- Data shown -
__________

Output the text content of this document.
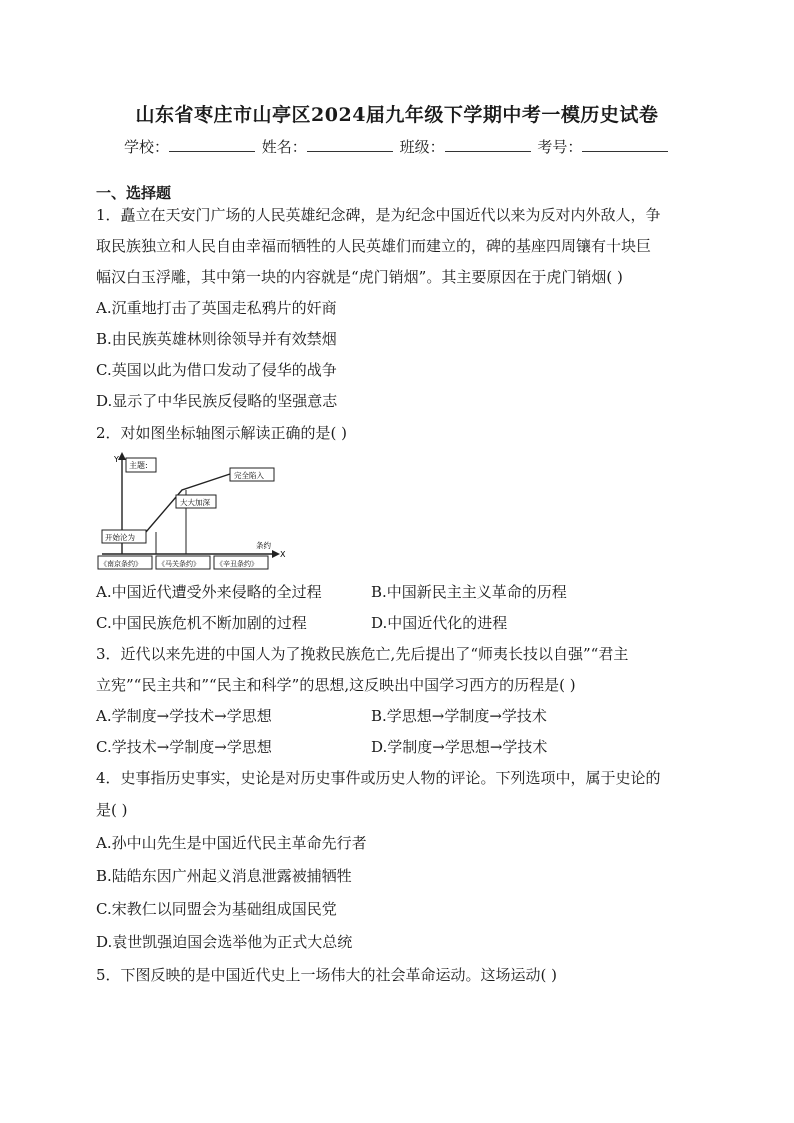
山东省枣庄市山亭区2024届九年级下学期中考一模历史试卷
学校：	姓名：	班级：	考号：
一、选择题
1．矗立在天安门广场的人民英雄纪念碑，是为纪念中国近代以来为反对内外敌人，争
取民族独立和人民自由幸福而牺牲的人民英雄们而建立的，碑的基座四周镶有十块巨
幅汉白玉浮雕，其中第一块的内容就是“虎门销烟”。其主要原因在于虎门销烟( )
A.沉重地打击了英国走私鸦片的奸商
B.由民族英雄林则徐领导并有效禁烟
C.英国以此为借口发动了侵华的战争
D.显示了中华民族反侵略的坚强意志
2．对如图坐标轴图示解读正确的是( )
Y
X
主题:
开始沦为
大大加深
完全陷入
条约
《南京条约》 《马关条约》 《辛丑条约》
A.中国近代遭受外来侵略的全过程	B.中国新民主主义革命的历程
C.中国民族危机不断加剧的过程	D.中国近代化的进程
3．近代以来先进的中国人为了挽救民族危亡,先后提出了“师夷长技以自强”“君主
立宪”“民主共和”“民主和科学”的思想,这反映出中国学习西方的历程是( )
A.学制度→学技术→学思想	B.学思想→学制度→学技术
C.学技术→学制度→学思想	D.学制度→学思想→学技术
4．史事指历史事实，史论是对历史事件或历史人物的评论。下列选项中，属于史论的
是( )
A.孙中山先生是中国近代民主革命先行者
B.陆皓东因广州起义消息泄露被捕牺牲
C.宋教仁以同盟会为基础组成国民党
D.袁世凯强迫国会选举他为正式大总统
5．下图反映的是中国近代史上一场伟大的社会革命运动。这场运动( )
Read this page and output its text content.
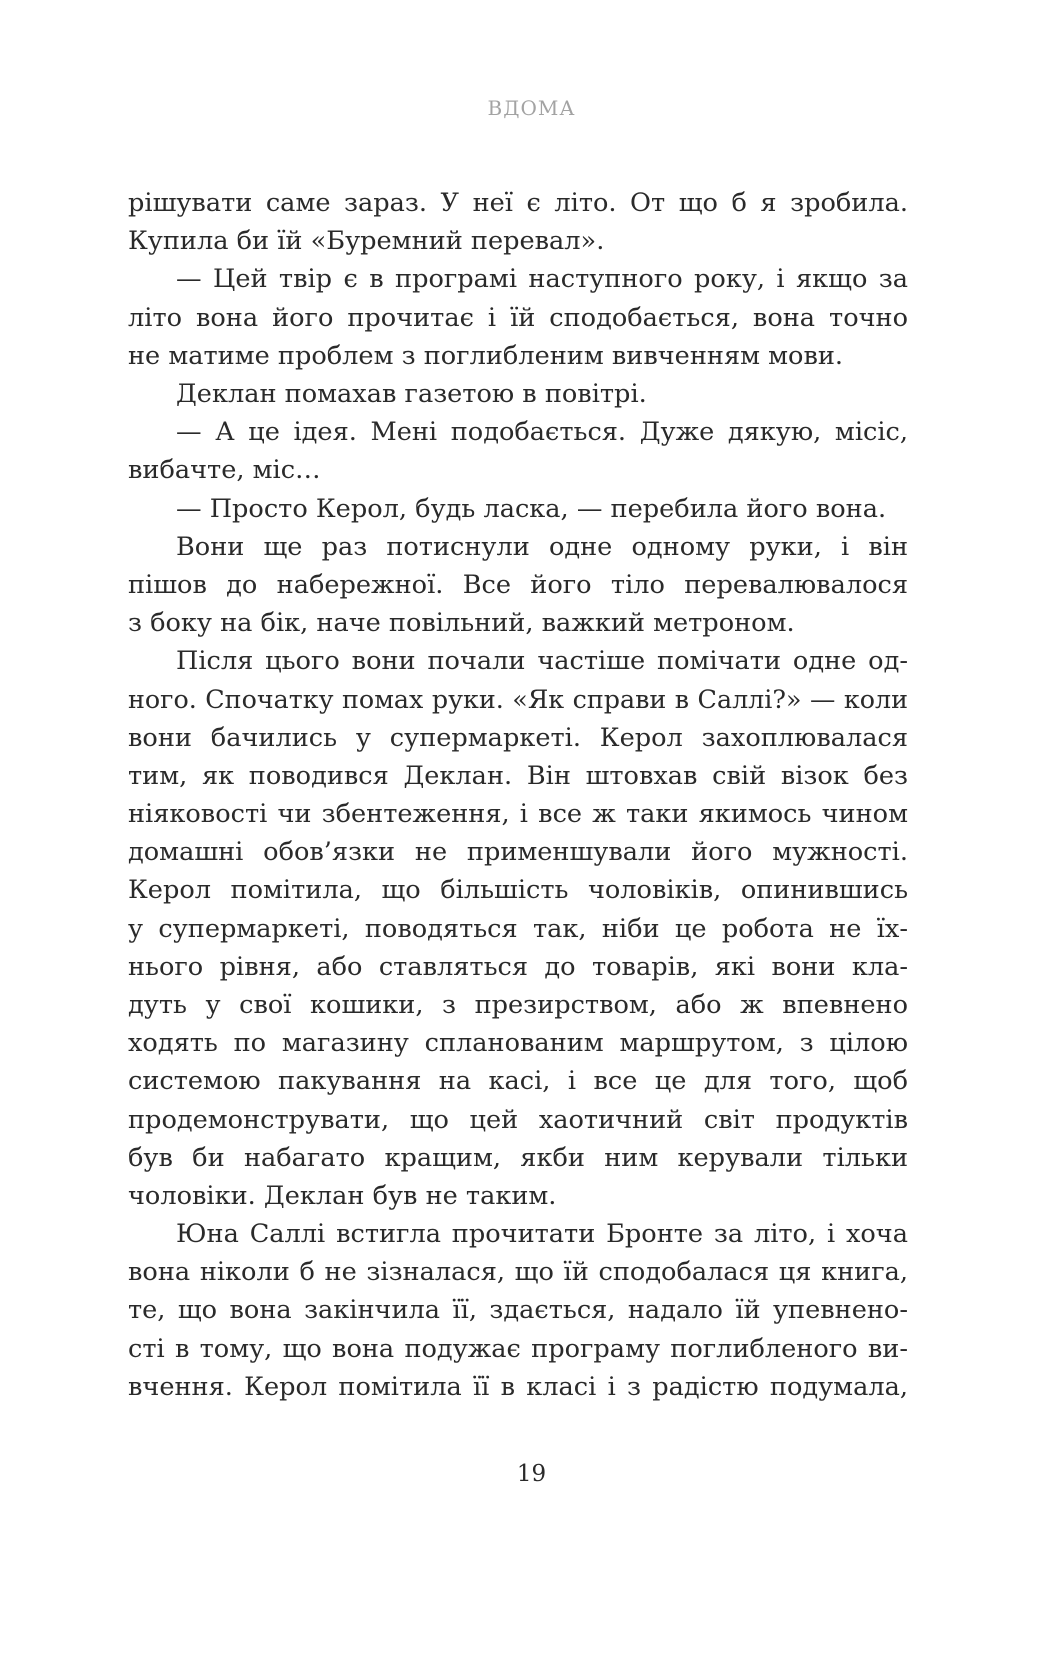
ВДОМА
рішувати саме зараз. У неї є літо. От що б я зробила.
Купила би їй «Буремний перевал».
— Цей твір є в програмі наступного року, і якщо за
літо вона його прочитає і їй сподобається, вона точно
не матиме проблем з поглибленим вивченням мови.
Деклан помахав газетою в повітрі.
— А це ідея. Мені подобається. Дуже дякую, місіс,
вибачте, міс…
— Просто Керол, будь ласка, — перебила його вона.
Вони ще раз потиснули одне одному руки, і він
пішов до набережної. Все його тіло перевалювалося
з боку на бік, наче повільний, важкий метроном.
Після цього вони почали частіше помічати одне од-
ного. Спочатку помах руки. «Як справи в Саллі?» — коли
вони бачились у супермаркеті. Керол захоплювалася
тим, як поводився Деклан. Він штовхав свій візок без
ніяковості чи збентеження, і все ж таки якимось чином
домашні обов’язки не применшували його мужності.
Керол помітила, що більшість чоловіків, опинившись
у супермаркеті, поводяться так, ніби це робота не їх-
нього рівня, або ставляться до товарів, які вони кла-
дуть у свої кошики, з презирством, або ж впевнено
ходять по магазину спланованим маршрутом, з цілою
системою пакування на касі, і все це для того, щоб
продемонструвати, що цей хаотичний світ продуктів
був би набагато кращим, якби ним керували тільки
чоловіки. Деклан був не таким.
Юна Саллі встигла прочитати Бронте за літо, і хоча
вона ніколи б не зізналася, що їй сподобалася ця книга,
те, що вона закінчила її, здається, надало їй упевнено-
сті в тому, що вона подужає програму поглибленого ви-
вчення. Керол помітила її в класі і з радістю подумала,
19
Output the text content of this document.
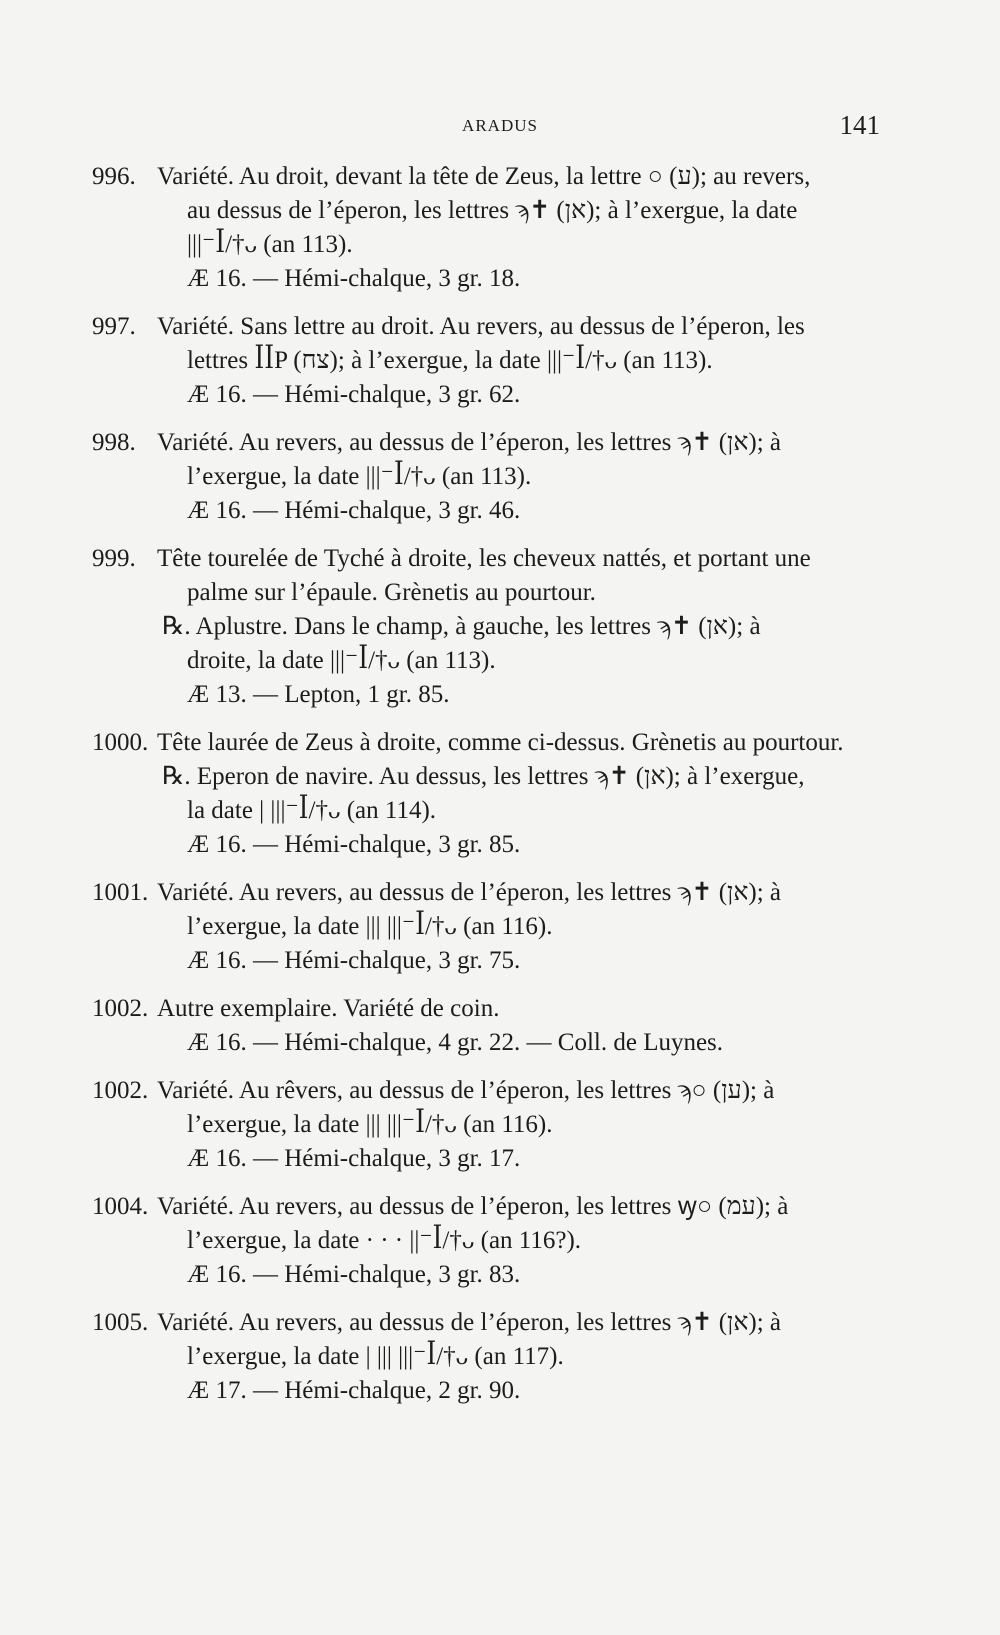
ARADUS	141
996. Variété. Au droit, devant la tête de Zeus, la lettre ○ (ע); au revers,
au dessus de l’éperon, les lettres ϡ✝ (אן); à l’exergue, la date
|||⁻ꟾ/†ᴗ (an 113).
Æ 16. — Hémi-chalque, 3 gr. 18.
997. Variété. Sans lettre au droit. Au revers, au dessus de l’éperon, les
lettres ꟾꟾP (צח); à l’exergue, la date |||⁻ꟾ/†ᴗ (an 113).
Æ 16. — Hémi-chalque, 3 gr. 62.
998. Variété. Au revers, au dessus de l’éperon, les lettres ϡ✝ (אן); à
l’exergue, la date |||⁻ꟾ/†ᴗ (an 113).
Æ 16. — Hémi-chalque, 3 gr. 46.
999. Tête tourelée de Tyché à droite, les cheveux nattés, et portant une
palme sur l’épaule. Grènetis au pourtour.
℞. Aplustre. Dans le champ, à gauche, les lettres ϡ✝ (אן); à
droite, la date |||⁻ꟾ/†ᴗ (an 113).
Æ 13. — Lepton, 1 gr. 85.
1000. Tête laurée de Zeus à droite, comme ci-dessus. Grènetis au pourtour.
℞. Eperon de navire. Au dessus, les lettres ϡ✝ (אן); à l’exergue,
la date | |||⁻ꟾ/†ᴗ (an 114).
Æ 16. — Hémi-chalque, 3 gr. 85.
1001. Variété. Au revers, au dessus de l’éperon, les lettres ϡ✝ (אן); à
l’exergue, la date ||| |||⁻ꟾ/†ᴗ (an 116).
Æ 16. — Hémi-chalque, 3 gr. 75.
1002. Autre exemplaire. Variété de coin.
Æ 16. — Hémi-chalque, 4 gr. 22. — Coll. de Luynes.
1002. Variété. Au rêvers, au dessus de l’éperon, les lettres ϡ○ (ען); à
l’exergue, la date ||| |||⁻ꟾ/†ᴗ (an 116).
Æ 16. — Hémi-chalque, 3 gr. 17.
1004. Variété. Au revers, au dessus de l’éperon, les lettres ꝡ○ (עמ); à
l’exergue, la date · · · ||⁻ꟾ/†ᴗ (an 116?).
Æ 16. — Hémi-chalque, 3 gr. 83.
1005. Variété. Au revers, au dessus de l’éperon, les lettres ϡ✝ (אן); à
l’exergue, la date | ||| |||⁻ꟾ/†ᴗ (an 117).
Æ 17. — Hémi-chalque, 2 gr. 90.
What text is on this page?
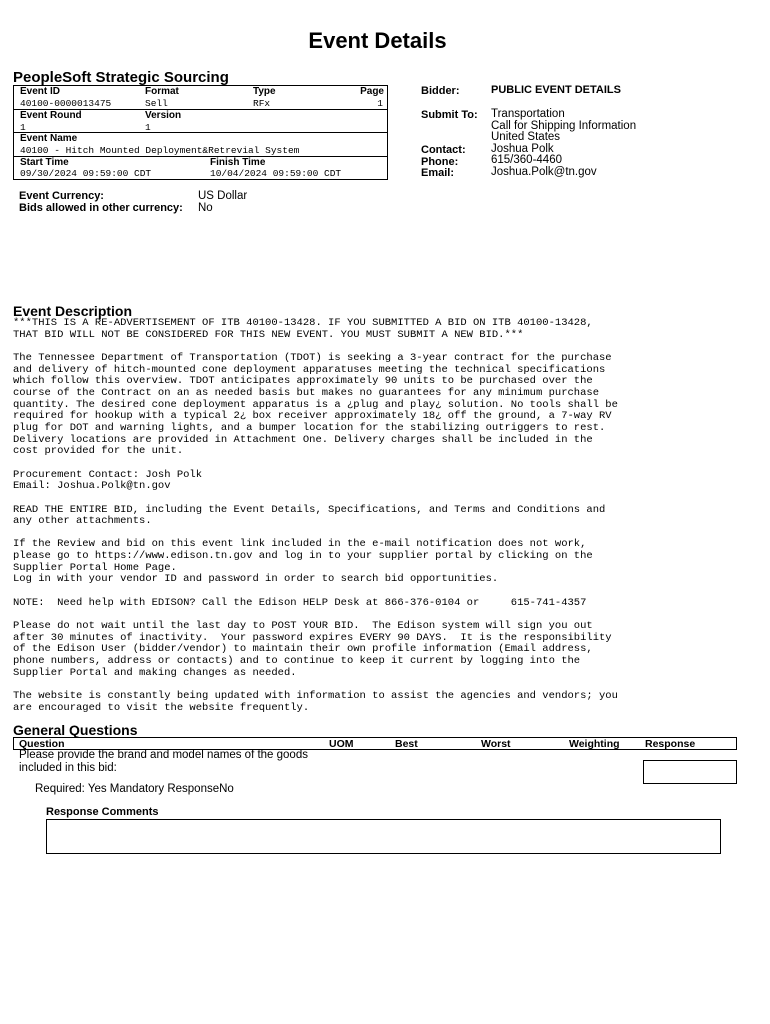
Event Details
PeopleSoft Strategic Sourcing
Event ID	Format	Type	Page
40100-0000013475	Sell	RFx	1
Event Round	Version
1	1
Event Name
40100 - Hitch Mounted Deployment&Retrevial System
Start Time	Finish Time
09/30/2024 09:59:00 CDT	10/04/2024 09:59:00 CDT
Bidder:	PUBLIC EVENT DETAILS
Submit To: Transportation
Call for Shipping Information
United States
Contact: Joshua Polk
Phone:	615/360-4460
Email:	Joshua.Polk@tn.gov
Event Currency:	US Dollar
Bids allowed in other currency: No
Event Description
***THIS IS A RE-ADVERTISEMENT OF ITB 40100-13428. IF YOU SUBMITTED A BID ON ITB 40100-13428,
THAT BID WILL NOT BE CONSIDERED FOR THIS NEW EVENT. YOU MUST SUBMIT A NEW BID.***

The Tennessee Department of Transportation (TDOT) is seeking a 3-year contract for the purchase
and delivery of hitch-mounted cone deployment apparatuses meeting the technical specifications
which follow this overview. TDOT anticipates approximately 90 units to be purchased over the
course of the Contract on an as needed basis but makes no guarantees for any minimum purchase
quantity. The desired cone deployment apparatus is a ¿plug and play¿ solution. No tools shall be
required for hookup with a typical 2¿ box receiver approximately 18¿ off the ground, a 7-way RV
plug for DOT and warning lights, and a bumper location for the stabilizing outriggers to rest.
Delivery locations are provided in Attachment One. Delivery charges shall be included in the
cost provided for the unit.

Procurement Contact: Josh Polk
Email: Joshua.Polk@tn.gov

READ THE ENTIRE BID, including the Event Details, Specifications, and Terms and Conditions and
any other attachments.

If the Review and bid on this event link included in the e-mail notification does not work,
please go to https://www.edison.tn.gov and log in to your supplier portal by clicking on the
Supplier Portal Home Page.
Log in with your vendor ID and password in order to search bid opportunities.

NOTE:  Need help with EDISON? Call the Edison HELP Desk at 866-376-0104 or     615-741-4357

Please do not wait until the last day to POST YOUR BID.  The Edison system will sign you out
after 30 minutes of inactivity.  Your password expires EVERY 90 DAYS.  It is the responsibility
of the Edison User (bidder/vendor) to maintain their own profile information (Email address,
phone numbers, address or contacts) and to continue to keep it current by logging into the
Supplier Portal and making changes as needed.

The website is constantly being updated with information to assist the agencies and vendors; you
are encouraged to visit the website frequently.
General Questions
Question	UOM	Best	Worst	Weighting Response
Please provide the brand and model names of the goods included in this bid:
Required: Yes Mandatory ResponseNo
Response Comments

__________

Filter the records, keeping only lines that contain "Transportation", and show those lines.

Submit To: Transportation
The Tennessee Department of Transportation (TDOT) is seeking a 3-year contract for the purchase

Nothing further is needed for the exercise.